§ Document text
It’s a very interesting question. I perhaps ought to sort of explain for listeners who are not familiar with what hormone therapy does, you know, why it’s used. So, the prostate gland in men is required for fathering children, and it produces some components of semen. Contrary to what many men sort of heading into prostate cancer treatment might imagine, it’s not required for erections, and it’s not required for orgasm, although the erection nerves run around the outside of it, so some of the treatments, you have to be really careful, and there is a risk to that mechanism. The prostate is activated by testosterone, which causes it to produce the semen contributions that it normally generates and causes it to grow. And most cases of prostate cancer are also driven by testosterone. So you can kind of switch off prostate cancer, at least temporarily, by switching off testosterone. And that’s what hormone therapy does. So it basically switches off the testosterone temporarily while you’re on the hormone therapy. In order to sort of think, has the use of hormone therapy grown during this period of COVID-19? It’s kind of useful to think how it’s used. So, there is probably about four different reasons that it would be used in prostate cancer. So it’s often used to shrink the prostate. If you’re going to have a whole gland treatment, for example, external beam radiotherapy or brachytherapy, it’s useful if the prostate is not too big. Now, you can use a narrow beam so it’s less of the other organs, or you can use fewer seeds in the brachytherapy. So patients are often put on hormone therapy for that purpose. That’s probably not significantly changed. It improves radiotherapy outcomes also for the aggressive cancers. So that, again, is something that’s probably similar. For incurable prostate cancer, it increases longevity, unfortunately, doesn’t work forever, but it does give many men many years.

§ Tasks for this exercise
(a) In the passage on prostate cancer hormone therapy, what drives most cases of prostate cancer?
(b) Continue the passage on prostate cancer hormone therapy from its last sentence.

§ Material shown
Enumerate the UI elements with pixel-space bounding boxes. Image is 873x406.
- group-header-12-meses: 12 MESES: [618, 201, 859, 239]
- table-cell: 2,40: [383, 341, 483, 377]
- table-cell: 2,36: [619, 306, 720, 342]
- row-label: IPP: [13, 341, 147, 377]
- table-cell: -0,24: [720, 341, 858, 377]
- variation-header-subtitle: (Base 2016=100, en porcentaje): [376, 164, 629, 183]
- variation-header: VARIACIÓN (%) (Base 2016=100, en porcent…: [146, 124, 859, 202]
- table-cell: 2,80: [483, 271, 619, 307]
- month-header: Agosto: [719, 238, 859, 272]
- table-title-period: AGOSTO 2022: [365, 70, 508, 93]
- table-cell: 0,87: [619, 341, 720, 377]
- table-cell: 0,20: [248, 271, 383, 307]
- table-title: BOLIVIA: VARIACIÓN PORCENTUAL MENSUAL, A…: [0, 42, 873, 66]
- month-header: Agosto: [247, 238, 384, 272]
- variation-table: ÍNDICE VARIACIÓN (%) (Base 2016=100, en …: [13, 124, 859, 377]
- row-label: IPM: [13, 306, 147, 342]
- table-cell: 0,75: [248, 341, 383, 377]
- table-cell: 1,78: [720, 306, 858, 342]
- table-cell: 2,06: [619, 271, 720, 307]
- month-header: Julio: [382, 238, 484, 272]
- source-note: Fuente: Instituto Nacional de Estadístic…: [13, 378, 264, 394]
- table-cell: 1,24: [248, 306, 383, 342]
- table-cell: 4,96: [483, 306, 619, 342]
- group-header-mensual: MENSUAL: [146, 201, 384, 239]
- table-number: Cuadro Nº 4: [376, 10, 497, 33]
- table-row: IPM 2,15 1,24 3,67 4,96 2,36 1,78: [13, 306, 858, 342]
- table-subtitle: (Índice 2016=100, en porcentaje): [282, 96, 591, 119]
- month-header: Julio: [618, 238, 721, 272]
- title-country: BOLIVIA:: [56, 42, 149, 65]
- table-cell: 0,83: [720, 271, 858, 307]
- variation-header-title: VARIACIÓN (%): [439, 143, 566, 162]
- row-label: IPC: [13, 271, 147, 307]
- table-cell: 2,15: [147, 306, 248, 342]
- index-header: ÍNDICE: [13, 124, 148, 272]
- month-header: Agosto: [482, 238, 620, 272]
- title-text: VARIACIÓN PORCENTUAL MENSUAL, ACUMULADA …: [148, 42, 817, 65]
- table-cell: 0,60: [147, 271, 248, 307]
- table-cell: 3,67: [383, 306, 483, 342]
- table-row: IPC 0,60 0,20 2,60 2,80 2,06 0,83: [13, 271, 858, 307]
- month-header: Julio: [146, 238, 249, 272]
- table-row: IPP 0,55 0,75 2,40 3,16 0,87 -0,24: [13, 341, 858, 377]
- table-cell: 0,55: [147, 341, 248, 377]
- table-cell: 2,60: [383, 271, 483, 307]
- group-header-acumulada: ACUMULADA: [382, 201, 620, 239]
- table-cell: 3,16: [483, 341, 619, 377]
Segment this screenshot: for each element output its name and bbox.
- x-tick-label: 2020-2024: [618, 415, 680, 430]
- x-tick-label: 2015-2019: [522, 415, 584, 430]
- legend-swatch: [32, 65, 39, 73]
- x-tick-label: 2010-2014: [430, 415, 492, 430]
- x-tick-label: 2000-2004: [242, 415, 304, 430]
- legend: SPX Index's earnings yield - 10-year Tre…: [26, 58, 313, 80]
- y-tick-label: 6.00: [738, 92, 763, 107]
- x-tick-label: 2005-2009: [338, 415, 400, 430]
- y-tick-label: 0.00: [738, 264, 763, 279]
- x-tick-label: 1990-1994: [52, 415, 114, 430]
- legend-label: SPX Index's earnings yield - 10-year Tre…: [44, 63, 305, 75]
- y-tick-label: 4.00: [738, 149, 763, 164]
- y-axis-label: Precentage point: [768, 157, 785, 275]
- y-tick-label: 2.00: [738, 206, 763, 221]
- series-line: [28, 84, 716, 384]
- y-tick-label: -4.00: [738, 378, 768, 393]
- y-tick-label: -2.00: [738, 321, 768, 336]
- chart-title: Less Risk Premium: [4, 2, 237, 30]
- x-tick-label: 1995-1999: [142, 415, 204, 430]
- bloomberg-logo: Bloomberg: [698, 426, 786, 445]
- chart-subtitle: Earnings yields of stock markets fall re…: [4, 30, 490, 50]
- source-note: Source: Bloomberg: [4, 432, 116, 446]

§ Activity answers
(a) Testosterone drives most cases of prostate cancer.

(b)
Clare Delmar

Extra time. Yeah.

Andrew Gabriel

Yeah. So it’s important for that. But there is a new use for it, that’s cropped up during the covid era.

Clare Delmar

OK

Andrew Gabriel

So, often it’s not been possible to continue with diagnosis or to perform some treatments that were decided upon immediately because some facilities were not available, some staff were not available, operating theatres got turned into ICU, anaesthetists got taken off to be intubating COVID patients. Lots of those things interfered with the normal running of hospitals. So what do you do with a man who’s got prostate cancer and you’re halfway through diagnosing, but you can’t now do a biopsy or diagnose, and he’s chosen that he’s going to have prostatectomy, but he can’t have it because no operating theatre is available.

Clare Delmar

Yeah.

Andrew Gabriel

Well, you can put him on hormone therapy because the hormone therapy pauses the cancer at that point and it will pause it for long enough that you can, generally speaking, get through these temporary covid disruption.

Clare Delmar

And did you see this happen?

Andrew Gabriel

Oh, yes, that happened a lot. Now, there’s probably one other effect, which I saw happen quite a bit, and that is some men who chose prostatectomy actually then discovered it wasn’t available because going back to this problem, no operating theatres, no anaesthetists, because they’re being used for other purposes and then switched choices and they might have switched then to external beam radiotherapy and that would normally come with hormone therapy. So there will have been some increased use of hormone therapy in that scenario. Some men had longer periods on hormone therapy before they started their radiotherapy than normal. That I don’t think is an issue because actually getting your PSA down really low, which is what hormone therapy will do for radiotherapy, has some advantages.

Clare Delmar

Yes.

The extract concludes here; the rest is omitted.